### Task instructions:
Return all of the data exactly, with nothing left out but the pictures.

### Dataset rows:
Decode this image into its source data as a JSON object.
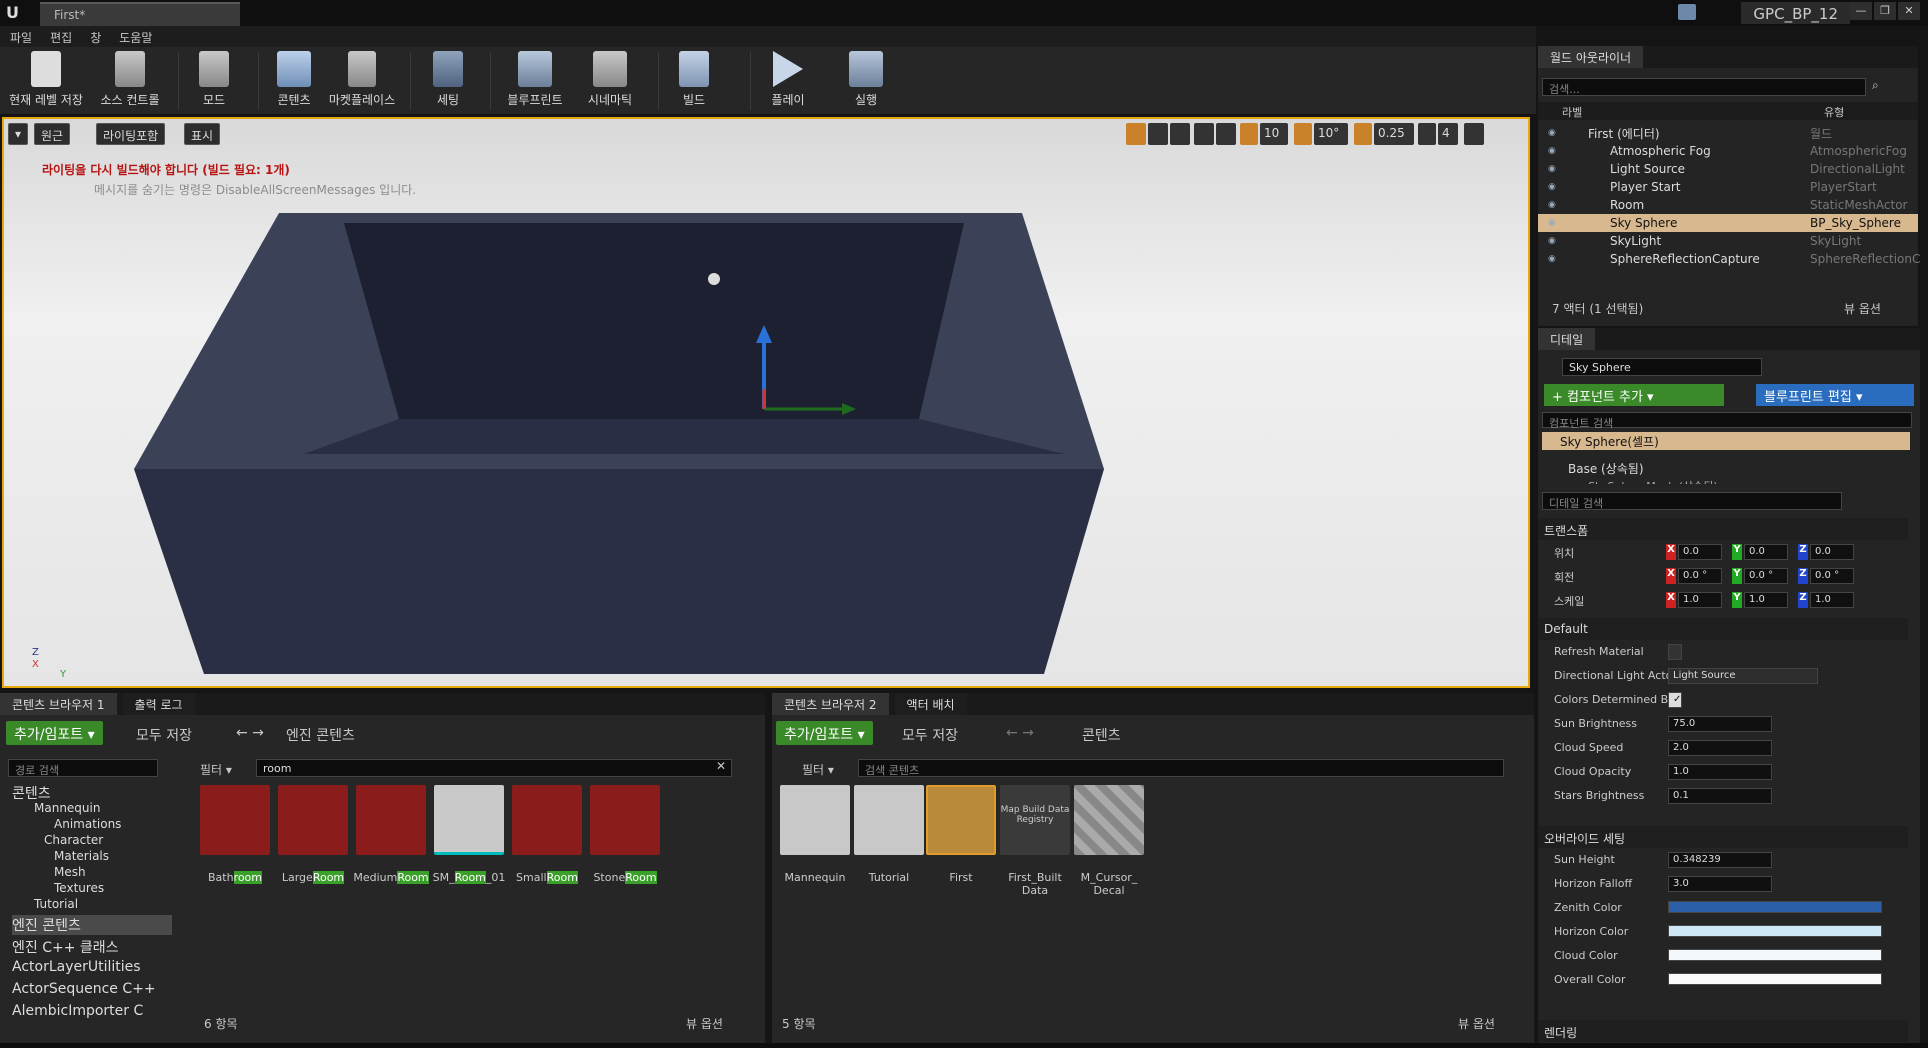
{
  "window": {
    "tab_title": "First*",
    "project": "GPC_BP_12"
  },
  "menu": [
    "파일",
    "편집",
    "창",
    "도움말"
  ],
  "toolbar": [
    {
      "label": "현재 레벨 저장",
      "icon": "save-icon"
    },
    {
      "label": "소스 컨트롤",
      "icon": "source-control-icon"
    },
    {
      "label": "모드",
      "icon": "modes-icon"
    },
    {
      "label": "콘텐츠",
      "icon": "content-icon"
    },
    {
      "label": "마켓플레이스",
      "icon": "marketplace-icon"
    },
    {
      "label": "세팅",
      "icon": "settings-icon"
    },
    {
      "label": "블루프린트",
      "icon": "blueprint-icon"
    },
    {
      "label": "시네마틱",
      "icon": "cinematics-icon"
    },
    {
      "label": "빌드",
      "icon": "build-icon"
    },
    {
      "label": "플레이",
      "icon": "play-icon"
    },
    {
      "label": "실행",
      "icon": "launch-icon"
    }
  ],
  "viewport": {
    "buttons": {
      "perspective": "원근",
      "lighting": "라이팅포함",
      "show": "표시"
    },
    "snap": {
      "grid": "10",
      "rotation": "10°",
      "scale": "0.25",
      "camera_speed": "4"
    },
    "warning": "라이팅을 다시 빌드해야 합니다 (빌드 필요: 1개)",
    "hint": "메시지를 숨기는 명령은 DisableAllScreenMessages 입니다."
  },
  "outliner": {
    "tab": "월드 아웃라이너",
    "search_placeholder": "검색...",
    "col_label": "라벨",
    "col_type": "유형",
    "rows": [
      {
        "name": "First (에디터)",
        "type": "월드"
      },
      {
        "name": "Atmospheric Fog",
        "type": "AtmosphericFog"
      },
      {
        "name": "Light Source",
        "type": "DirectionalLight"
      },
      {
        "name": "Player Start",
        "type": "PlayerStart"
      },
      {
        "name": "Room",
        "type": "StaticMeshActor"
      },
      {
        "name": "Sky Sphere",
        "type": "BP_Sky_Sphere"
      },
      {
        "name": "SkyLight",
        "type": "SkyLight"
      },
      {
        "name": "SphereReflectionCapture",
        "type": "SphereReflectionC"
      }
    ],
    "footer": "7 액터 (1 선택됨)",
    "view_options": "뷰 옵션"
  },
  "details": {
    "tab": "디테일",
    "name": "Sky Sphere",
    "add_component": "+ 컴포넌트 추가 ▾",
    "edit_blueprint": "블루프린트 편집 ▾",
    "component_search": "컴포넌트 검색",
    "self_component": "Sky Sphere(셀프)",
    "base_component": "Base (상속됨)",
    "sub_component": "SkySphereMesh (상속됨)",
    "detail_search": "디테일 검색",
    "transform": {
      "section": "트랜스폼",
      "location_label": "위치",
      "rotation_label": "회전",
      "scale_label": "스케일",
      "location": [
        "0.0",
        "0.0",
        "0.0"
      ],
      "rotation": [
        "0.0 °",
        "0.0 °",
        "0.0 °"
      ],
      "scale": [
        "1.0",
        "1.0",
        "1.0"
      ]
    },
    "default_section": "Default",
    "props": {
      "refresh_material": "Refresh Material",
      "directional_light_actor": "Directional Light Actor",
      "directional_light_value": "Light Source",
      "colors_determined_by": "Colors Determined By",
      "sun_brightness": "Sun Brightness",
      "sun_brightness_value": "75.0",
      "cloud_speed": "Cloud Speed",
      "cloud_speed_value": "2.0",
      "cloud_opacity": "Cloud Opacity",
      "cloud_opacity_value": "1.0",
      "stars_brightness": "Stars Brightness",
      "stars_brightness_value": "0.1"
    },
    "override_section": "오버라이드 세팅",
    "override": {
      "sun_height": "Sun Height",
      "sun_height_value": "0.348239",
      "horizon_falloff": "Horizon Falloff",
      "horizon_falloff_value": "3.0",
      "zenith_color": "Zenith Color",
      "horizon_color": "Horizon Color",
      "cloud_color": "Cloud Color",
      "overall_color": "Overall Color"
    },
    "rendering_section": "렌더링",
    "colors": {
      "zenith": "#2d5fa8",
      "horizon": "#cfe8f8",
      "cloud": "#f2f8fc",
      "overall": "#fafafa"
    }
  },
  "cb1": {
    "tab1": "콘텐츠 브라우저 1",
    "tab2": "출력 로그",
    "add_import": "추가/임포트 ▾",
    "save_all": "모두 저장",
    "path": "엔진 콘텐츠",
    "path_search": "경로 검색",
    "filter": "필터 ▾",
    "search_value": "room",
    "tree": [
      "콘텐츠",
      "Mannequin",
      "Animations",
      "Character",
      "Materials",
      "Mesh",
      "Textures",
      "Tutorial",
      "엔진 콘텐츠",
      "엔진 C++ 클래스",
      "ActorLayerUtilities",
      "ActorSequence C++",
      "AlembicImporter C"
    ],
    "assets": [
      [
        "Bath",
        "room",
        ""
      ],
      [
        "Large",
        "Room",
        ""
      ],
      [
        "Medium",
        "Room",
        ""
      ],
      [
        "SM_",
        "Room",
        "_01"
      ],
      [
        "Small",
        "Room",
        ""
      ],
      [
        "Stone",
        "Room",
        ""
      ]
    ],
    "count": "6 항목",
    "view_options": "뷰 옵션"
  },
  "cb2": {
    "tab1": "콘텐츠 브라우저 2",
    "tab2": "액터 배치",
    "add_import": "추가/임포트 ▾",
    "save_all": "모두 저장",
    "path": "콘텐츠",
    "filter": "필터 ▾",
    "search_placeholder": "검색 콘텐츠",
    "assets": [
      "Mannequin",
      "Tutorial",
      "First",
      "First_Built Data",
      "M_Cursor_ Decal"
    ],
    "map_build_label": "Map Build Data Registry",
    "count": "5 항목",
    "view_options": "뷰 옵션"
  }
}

### Written solution:
Decode this image into its source data as a JSON object.
{
  "window": {
    "tab_title": "First*",
    "project": "GPC_BP_12"
  },
  "menu": [
    "파일",
    "편집",
    "창",
    "도움말"
  ],
  "toolbar": [
    {
      "label": "현재 레벨 저장",
      "icon": "save-icon"
    },
    {
      "label": "소스 컨트롤",
      "icon": "source-control-icon"
    },
    {
      "label": "모드",
      "icon": "modes-icon"
    },
    {
      "label": "콘텐츠",
      "icon": "content-icon"
    },
    {
      "label": "마켓플레이스",
      "icon": "marketplace-icon"
    },
    {
      "label": "세팅",
      "icon": "settings-icon"
    },
    {
      "label": "블루프린트",
      "icon": "blueprint-icon"
    },
    {
      "label": "시네마틱",
      "icon": "cinematics-icon"
    },
    {
      "label": "빌드",
      "icon": "build-icon"
    },
    {
      "label": "플레이",
      "icon": "play-icon"
    },
    {
      "label": "실행",
      "icon": "launch-icon"
    }
  ],
  "viewport": {
    "buttons": {
      "perspective": "원근",
      "lighting": "라이팅포함",
      "show": "표시"
    },
    "snap": {
      "grid": "10",
      "rotation": "10°",
      "scale": "0.25",
      "camera_speed": "4"
    },
    "warning": "라이팅을 다시 빌드해야 합니다 (빌드 필요: 1개)",
    "hint": "메시지를 숨기는 명령은 DisableAllScreenMessages 입니다."
  },
  "outliner": {
    "tab": "월드 아웃라이너",
    "search_placeholder": "검색...",
    "col_label": "라벨",
    "col_type": "유형",
    "rows": [
      {
        "name": "First (에디터)",
        "type": "월드"
      },
      {
        "name": "Atmospheric Fog",
        "type": "AtmosphericFog"
      },
      {
        "name": "Light Source",
        "type": "DirectionalLight"
      },
      {
        "name": "Player Start",
        "type": "PlayerStart"
      },
      {
        "name": "Room",
        "type": "StaticMeshActor"
      },
      {
        "name": "Sky Sphere",
        "type": "BP_Sky_Sphere"
      },
      {
        "name": "SkyLight",
        "type": "SkyLight"
      },
      {
        "name": "SphereReflectionCapture",
        "type": "SphereReflectionC"
      }
    ],
    "footer": "7 액터 (1 선택됨)",
    "view_options": "뷰 옵션"
  },
  "details": {
    "tab": "디테일",
    "name": "Sky Sphere",
    "add_component": "+ 컴포넌트 추가 ▾",
    "edit_blueprint": "블루프린트 편집 ▾",
    "component_search": "컴포넌트 검색",
    "self_component": "Sky Sphere(셀프)",
    "base_component": "Base (상속됨)",
    "sub_component": "SkySphereMesh (상속됨)",
    "detail_search": "디테일 검색",
    "transform": {
      "section": "트랜스폼",
      "location_label": "위치",
      "rotation_label": "회전",
      "scale_label": "스케일",
      "location": [
        "0.0",
        "0.0",
        "0.0"
      ],
      "rotation": [
        "0.0 °",
        "0.0 °",
        "0.0 °"
      ],
      "scale": [
        "1.0",
        "1.0",
        "1.0"
      ]
    },
    "default_section": "Default",
    "props": {
      "refresh_material": "Refresh Material",
      "directional_light_actor": "Directional Light Actor",
      "directional_light_value": "Light Source",
      "colors_determined_by": "Colors Determined By",
      "sun_brightness": "Sun Brightness",
      "sun_brightness_value": "75.0",
      "cloud_speed": "Cloud Speed",
      "cloud_speed_value": "2.0",
      "cloud_opacity": "Cloud Opacity",
      "cloud_opacity_value": "1.0",
      "stars_brightness": "Stars Brightness",
      "stars_brightness_value": "0.1"
    },
    "override_section": "오버라이드 세팅",
    "override": {
      "sun_height": "Sun Height",
      "sun_height_value": "0.348239",
      "horizon_falloff": "Horizon Falloff",
      "horizon_falloff_value": "3.0",
      "zenith_color": "Zenith Color",
      "horizon_color": "Horizon Color",
      "cloud_color": "Cloud Color",
      "overall_color": "Overall Color"
    },
    "rendering_section": "렌더링",
    "colors": {
      "zenith": "#2d5fa8",
      "horizon": "#cfe8f8",
      "cloud": "#f2f8fc",
      "overall": "#fafafa"
    }
  },
  "cb1": {
    "tab1": "콘텐츠 브라우저 1",
    "tab2": "출력 로그",
    "add_import": "추가/임포트 ▾",
    "save_all": "모두 저장",
    "path": "엔진 콘텐츠",
    "path_search": "경로 검색",
    "filter": "필터 ▾",
    "search_value": "room",
    "tree": [
      "콘텐츠",
      "Mannequin",
      "Animations",
      "Character",
      "Materials",
      "Mesh",
      "Textures",
      "Tutorial",
      "엔진 콘텐츠",
      "엔진 C++ 클래스",
      "ActorLayerUtilities",
      "ActorSequence C++",
      "AlembicImporter C"
    ],
    "assets": [
      [
        "Bath",
        "room",
        ""
      ],
      [
        "Large",
        "Room",
        ""
      ],
      [
        "Medium",
        "Room",
        ""
      ],
      [
        "SM_",
        "Room",
        "_01"
      ],
      [
        "Small",
        "Room",
        ""
      ],
      [
        "Stone",
        "Room",
        ""
      ]
    ],
    "count": "6 항목",
    "view_options": "뷰 옵션"
  },
  "cb2": {
    "tab1": "콘텐츠 브라우저 2",
    "tab2": "액터 배치",
    "add_import": "추가/임포트 ▾",
    "save_all": "모두 저장",
    "path": "콘텐츠",
    "filter": "필터 ▾",
    "search_placeholder": "검색 콘텐츠",
    "assets": [
      "Mannequin",
      "Tutorial",
      "First",
      "First_Built Data",
      "M_Cursor_ Decal"
    ],
    "map_build_label": "Map Build Data Registry",
    "count": "5 항목",
    "view_options": "뷰 옵션"
  }
}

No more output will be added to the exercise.